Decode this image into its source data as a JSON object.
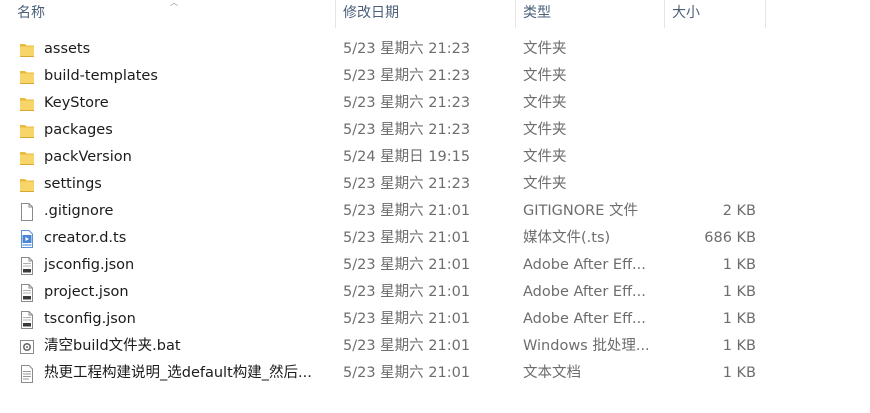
{
  "header": {
    "name": "名称",
    "date": "修改日期",
    "type": "类型",
    "size": "大小"
  },
  "files": [
    {
      "name": "assets",
      "date": "5/23 星期六 21:23",
      "type": "文件夹",
      "size": "",
      "icon": "folder-icon"
    },
    {
      "name": "build-templates",
      "date": "5/23 星期六 21:23",
      "type": "文件夹",
      "size": "",
      "icon": "folder-icon"
    },
    {
      "name": "KeyStore",
      "date": "5/23 星期六 21:23",
      "type": "文件夹",
      "size": "",
      "icon": "folder-icon"
    },
    {
      "name": "packages",
      "date": "5/23 星期六 21:23",
      "type": "文件夹",
      "size": "",
      "icon": "folder-icon"
    },
    {
      "name": "packVersion",
      "date": "5/24 星期日 19:15",
      "type": "文件夹",
      "size": "",
      "icon": "folder-icon"
    },
    {
      "name": "settings",
      "date": "5/23 星期六 21:23",
      "type": "文件夹",
      "size": "",
      "icon": "folder-icon"
    },
    {
      "name": ".gitignore",
      "date": "5/23 星期六 21:01",
      "type": "GITIGNORE 文件",
      "size": "2 KB",
      "icon": "blank-file-icon"
    },
    {
      "name": "creator.d.ts",
      "date": "5/23 星期六 21:01",
      "type": "媒体文件(.ts)",
      "size": "686 KB",
      "icon": "video-file-icon"
    },
    {
      "name": "jsconfig.json",
      "date": "5/23 星期六 21:01",
      "type": "Adobe After Eff...",
      "size": "1 KB",
      "icon": "json-file-icon"
    },
    {
      "name": "project.json",
      "date": "5/23 星期六 21:01",
      "type": "Adobe After Eff...",
      "size": "1 KB",
      "icon": "json-file-icon"
    },
    {
      "name": "tsconfig.json",
      "date": "5/23 星期六 21:01",
      "type": "Adobe After Eff...",
      "size": "1 KB",
      "icon": "json-file-icon"
    },
    {
      "name": "清空build文件夹.bat",
      "date": "5/23 星期六 21:01",
      "type": "Windows 批处理...",
      "size": "1 KB",
      "icon": "batch-file-icon"
    },
    {
      "name": "热更工程构建说明_选default构建_然后...",
      "date": "5/23 星期六 21:01",
      "type": "文本文档",
      "size": "1 KB",
      "icon": "text-file-icon"
    }
  ]
}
_ _ _ _ _
[Work to do]: Give every record again exactly, apart from the pictures, which stay out.

[Final result]:
Decode this image into its source data as a JSON object.
{
  "header": {
    "name": "名称",
    "date": "修改日期",
    "type": "类型",
    "size": "大小"
  },
  "files": [
    {
      "name": "assets",
      "date": "5/23 星期六 21:23",
      "type": "文件夹",
      "size": "",
      "icon": "folder-icon"
    },
    {
      "name": "build-templates",
      "date": "5/23 星期六 21:23",
      "type": "文件夹",
      "size": "",
      "icon": "folder-icon"
    },
    {
      "name": "KeyStore",
      "date": "5/23 星期六 21:23",
      "type": "文件夹",
      "size": "",
      "icon": "folder-icon"
    },
    {
      "name": "packages",
      "date": "5/23 星期六 21:23",
      "type": "文件夹",
      "size": "",
      "icon": "folder-icon"
    },
    {
      "name": "packVersion",
      "date": "5/24 星期日 19:15",
      "type": "文件夹",
      "size": "",
      "icon": "folder-icon"
    },
    {
      "name": "settings",
      "date": "5/23 星期六 21:23",
      "type": "文件夹",
      "size": "",
      "icon": "folder-icon"
    },
    {
      "name": ".gitignore",
      "date": "5/23 星期六 21:01",
      "type": "GITIGNORE 文件",
      "size": "2 KB",
      "icon": "blank-file-icon"
    },
    {
      "name": "creator.d.ts",
      "date": "5/23 星期六 21:01",
      "type": "媒体文件(.ts)",
      "size": "686 KB",
      "icon": "video-file-icon"
    },
    {
      "name": "jsconfig.json",
      "date": "5/23 星期六 21:01",
      "type": "Adobe After Eff...",
      "size": "1 KB",
      "icon": "json-file-icon"
    },
    {
      "name": "project.json",
      "date": "5/23 星期六 21:01",
      "type": "Adobe After Eff...",
      "size": "1 KB",
      "icon": "json-file-icon"
    },
    {
      "name": "tsconfig.json",
      "date": "5/23 星期六 21:01",
      "type": "Adobe After Eff...",
      "size": "1 KB",
      "icon": "json-file-icon"
    },
    {
      "name": "清空build文件夹.bat",
      "date": "5/23 星期六 21:01",
      "type": "Windows 批处理...",
      "size": "1 KB",
      "icon": "batch-file-icon"
    },
    {
      "name": "热更工程构建说明_选default构建_然后...",
      "date": "5/23 星期六 21:01",
      "type": "文本文档",
      "size": "1 KB",
      "icon": "text-file-icon"
    }
  ]
}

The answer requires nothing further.